* **ITEMS**:
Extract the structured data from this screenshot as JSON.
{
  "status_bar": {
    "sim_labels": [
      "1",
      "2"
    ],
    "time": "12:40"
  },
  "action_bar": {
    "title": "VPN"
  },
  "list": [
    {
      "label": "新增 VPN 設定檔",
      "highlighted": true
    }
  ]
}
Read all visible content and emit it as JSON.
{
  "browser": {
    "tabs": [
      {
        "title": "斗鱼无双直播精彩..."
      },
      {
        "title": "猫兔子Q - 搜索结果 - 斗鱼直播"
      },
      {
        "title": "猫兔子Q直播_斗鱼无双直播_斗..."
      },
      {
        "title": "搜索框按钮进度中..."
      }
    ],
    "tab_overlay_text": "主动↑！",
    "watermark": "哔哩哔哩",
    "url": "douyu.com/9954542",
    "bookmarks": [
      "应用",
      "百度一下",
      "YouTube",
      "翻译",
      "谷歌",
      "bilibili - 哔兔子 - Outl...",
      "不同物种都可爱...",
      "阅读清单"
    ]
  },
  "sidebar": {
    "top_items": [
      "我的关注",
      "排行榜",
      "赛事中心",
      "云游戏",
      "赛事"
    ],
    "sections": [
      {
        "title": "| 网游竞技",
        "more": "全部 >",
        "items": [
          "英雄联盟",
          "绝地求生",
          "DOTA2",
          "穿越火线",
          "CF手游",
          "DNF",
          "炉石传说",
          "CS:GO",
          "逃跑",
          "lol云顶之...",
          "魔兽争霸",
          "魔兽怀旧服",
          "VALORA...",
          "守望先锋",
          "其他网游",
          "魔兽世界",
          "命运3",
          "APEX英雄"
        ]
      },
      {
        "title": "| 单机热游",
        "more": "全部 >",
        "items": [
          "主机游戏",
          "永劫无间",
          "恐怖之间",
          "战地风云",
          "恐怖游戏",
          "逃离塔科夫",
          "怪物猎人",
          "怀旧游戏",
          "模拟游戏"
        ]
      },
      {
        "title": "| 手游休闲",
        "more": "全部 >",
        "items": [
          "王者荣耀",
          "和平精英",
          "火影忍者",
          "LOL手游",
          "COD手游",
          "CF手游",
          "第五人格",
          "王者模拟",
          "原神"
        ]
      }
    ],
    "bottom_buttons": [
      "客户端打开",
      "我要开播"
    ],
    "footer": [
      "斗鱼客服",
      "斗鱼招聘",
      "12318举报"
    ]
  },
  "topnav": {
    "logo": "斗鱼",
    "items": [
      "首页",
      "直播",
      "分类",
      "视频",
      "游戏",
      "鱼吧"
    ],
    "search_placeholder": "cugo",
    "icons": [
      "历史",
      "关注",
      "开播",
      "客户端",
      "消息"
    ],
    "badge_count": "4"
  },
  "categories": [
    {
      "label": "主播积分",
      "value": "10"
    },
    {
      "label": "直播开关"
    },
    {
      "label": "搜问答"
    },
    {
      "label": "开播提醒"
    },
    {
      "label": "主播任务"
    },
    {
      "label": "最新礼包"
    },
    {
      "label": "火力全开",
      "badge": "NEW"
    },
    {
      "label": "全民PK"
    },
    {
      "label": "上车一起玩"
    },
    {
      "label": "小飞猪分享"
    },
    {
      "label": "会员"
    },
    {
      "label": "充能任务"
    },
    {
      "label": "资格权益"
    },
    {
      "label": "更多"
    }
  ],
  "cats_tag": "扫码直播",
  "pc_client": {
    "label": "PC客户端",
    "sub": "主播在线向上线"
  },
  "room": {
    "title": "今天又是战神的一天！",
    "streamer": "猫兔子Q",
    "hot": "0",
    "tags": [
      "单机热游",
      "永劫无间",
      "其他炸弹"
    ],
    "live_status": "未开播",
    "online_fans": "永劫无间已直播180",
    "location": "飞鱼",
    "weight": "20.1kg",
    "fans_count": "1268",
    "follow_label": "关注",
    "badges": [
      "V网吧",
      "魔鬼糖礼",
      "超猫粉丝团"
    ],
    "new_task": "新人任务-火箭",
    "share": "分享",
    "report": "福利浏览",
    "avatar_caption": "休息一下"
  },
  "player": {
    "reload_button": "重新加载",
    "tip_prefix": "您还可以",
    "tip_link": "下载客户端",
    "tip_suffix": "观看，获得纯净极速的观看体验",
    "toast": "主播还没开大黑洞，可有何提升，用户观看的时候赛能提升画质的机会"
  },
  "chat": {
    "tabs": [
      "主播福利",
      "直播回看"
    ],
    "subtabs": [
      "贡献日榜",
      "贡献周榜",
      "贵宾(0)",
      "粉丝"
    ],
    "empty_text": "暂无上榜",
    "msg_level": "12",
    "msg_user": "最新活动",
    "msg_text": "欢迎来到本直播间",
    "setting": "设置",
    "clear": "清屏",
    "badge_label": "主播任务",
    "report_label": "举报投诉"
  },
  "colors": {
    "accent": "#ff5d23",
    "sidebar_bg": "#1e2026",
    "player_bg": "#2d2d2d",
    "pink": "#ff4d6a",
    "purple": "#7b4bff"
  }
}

* **WRITTEN INSTRUCTION**: Repeat the material in full, exactly as it stands.

* **EXERCISE RESPONSE**:
Extract the structured data from this screenshot as JSON.
{
  "status_bar": {
    "sim_labels": [
      "1",
      "2"
    ],
    "time": "12:40"
  },
  "action_bar": {
    "title": "VPN"
  },
  "list": [
    {
      "label": "新增 VPN 設定檔",
      "highlighted": true
    }
  ]
}
Read all visible content and emit it as JSON.
{
  "browser": {
    "tabs": [
      {
        "title": "斗鱼无双直播精彩..."
      },
      {
        "title": "猫兔子Q - 搜索结果 - 斗鱼直播"
      },
      {
        "title": "猫兔子Q直播_斗鱼无双直播_斗..."
      },
      {
        "title": "搜索框按钮进度中..."
      }
    ],
    "tab_overlay_text": "主动↑！",
    "watermark": "哔哩哔哩",
    "url": "douyu.com/9954542",
    "bookmarks": [
      "应用",
      "百度一下",
      "YouTube",
      "翻译",
      "谷歌",
      "bilibili - 哔兔子 - Outl...",
      "不同物种都可爱...",
      "阅读清单"
    ]
  },
  "sidebar": {
    "top_items": [
      "我的关注",
      "排行榜",
      "赛事中心",
      "云游戏",
      "赛事"
    ],
    "sections": [
      {
        "title": "| 网游竞技",
        "more": "全部 >",
        "items": [
          "英雄联盟",
          "绝地求生",
          "DOTA2",
          "穿越火线",
          "CF手游",
          "DNF",
          "炉石传说",
          "CS:GO",
          "逃跑",
          "lol云顶之...",
          "魔兽争霸",
          "魔兽怀旧服",
          "VALORA...",
          "守望先锋",
          "其他网游",
          "魔兽世界",
          "命运3",
          "APEX英雄"
        ]
      },
      {
        "title": "| 单机热游",
        "more": "全部 >",
        "items": [
          "主机游戏",
          "永劫无间",
          "恐怖之间",
          "战地风云",
          "恐怖游戏",
          "逃离塔科夫",
          "怪物猎人",
          "怀旧游戏",
          "模拟游戏"
        ]
      },
      {
        "title": "| 手游休闲",
        "more": "全部 >",
        "items": [
          "王者荣耀",
          "和平精英",
          "火影忍者",
          "LOL手游",
          "COD手游",
          "CF手游",
          "第五人格",
          "王者模拟",
          "原神"
        ]
      }
    ],
    "bottom_buttons": [
      "客户端打开",
      "我要开播"
    ],
    "footer": [
      "斗鱼客服",
      "斗鱼招聘",
      "12318举报"
    ]
  },
  "topnav": {
    "logo": "斗鱼",
    "items": [
      "首页",
      "直播",
      "分类",
      "视频",
      "游戏",
      "鱼吧"
    ],
    "search_placeholder": "cugo",
    "icons": [
      "历史",
      "关注",
      "开播",
      "客户端",
      "消息"
    ],
    "badge_count": "4"
  },
  "categories": [
    {
      "label": "主播积分",
      "value": "10"
    },
    {
      "label": "直播开关"
    },
    {
      "label": "搜问答"
    },
    {
      "label": "开播提醒"
    },
    {
      "label": "主播任务"
    },
    {
      "label": "最新礼包"
    },
    {
      "label": "火力全开",
      "badge": "NEW"
    },
    {
      "label": "全民PK"
    },
    {
      "label": "上车一起玩"
    },
    {
      "label": "小飞猪分享"
    },
    {
      "label": "会员"
    },
    {
      "label": "充能任务"
    },
    {
      "label": "资格权益"
    },
    {
      "label": "更多"
    }
  ],
  "cats_tag": "扫码直播",
  "pc_client": {
    "label": "PC客户端",
    "sub": "主播在线向上线"
  },
  "room": {
    "title": "今天又是战神的一天！",
    "streamer": "猫兔子Q",
    "hot": "0",
    "tags": [
      "单机热游",
      "永劫无间",
      "其他炸弹"
    ],
    "live_status": "未开播",
    "online_fans": "永劫无间已直播180",
    "location": "飞鱼",
    "weight": "20.1kg",
    "fans_count": "1268",
    "follow_label": "关注",
    "badges": [
      "V网吧",
      "魔鬼糖礼",
      "超猫粉丝团"
    ],
    "new_task": "新人任务-火箭",
    "share": "分享",
    "report": "福利浏览",
    "avatar_caption": "休息一下"
  },
  "player": {
    "reload_button": "重新加载",
    "tip_prefix": "您还可以",
    "tip_link": "下载客户端",
    "tip_suffix": "观看，获得纯净极速的观看体验",
    "toast": "主播还没开大黑洞，可有何提升，用户观看的时候赛能提升画质的机会"
  },
  "chat": {
    "tabs": [
      "主播福利",
      "直播回看"
    ],
    "subtabs": [
      "贡献日榜",
      "贡献周榜",
      "贵宾(0)",
      "粉丝"
    ],
    "empty_text": "暂无上榜",
    "msg_level": "12",
    "msg_user": "最新活动",
    "msg_text": "欢迎来到本直播间",
    "setting": "设置",
    "clear": "清屏",
    "badge_label": "主播任务",
    "report_label": "举报投诉"
  },
  "colors": {
    "accent": "#ff5d23",
    "sidebar_bg": "#1e2026",
    "player_bg": "#2d2d2d",
    "pink": "#ff4d6a",
    "purple": "#7b4bff"
  }
}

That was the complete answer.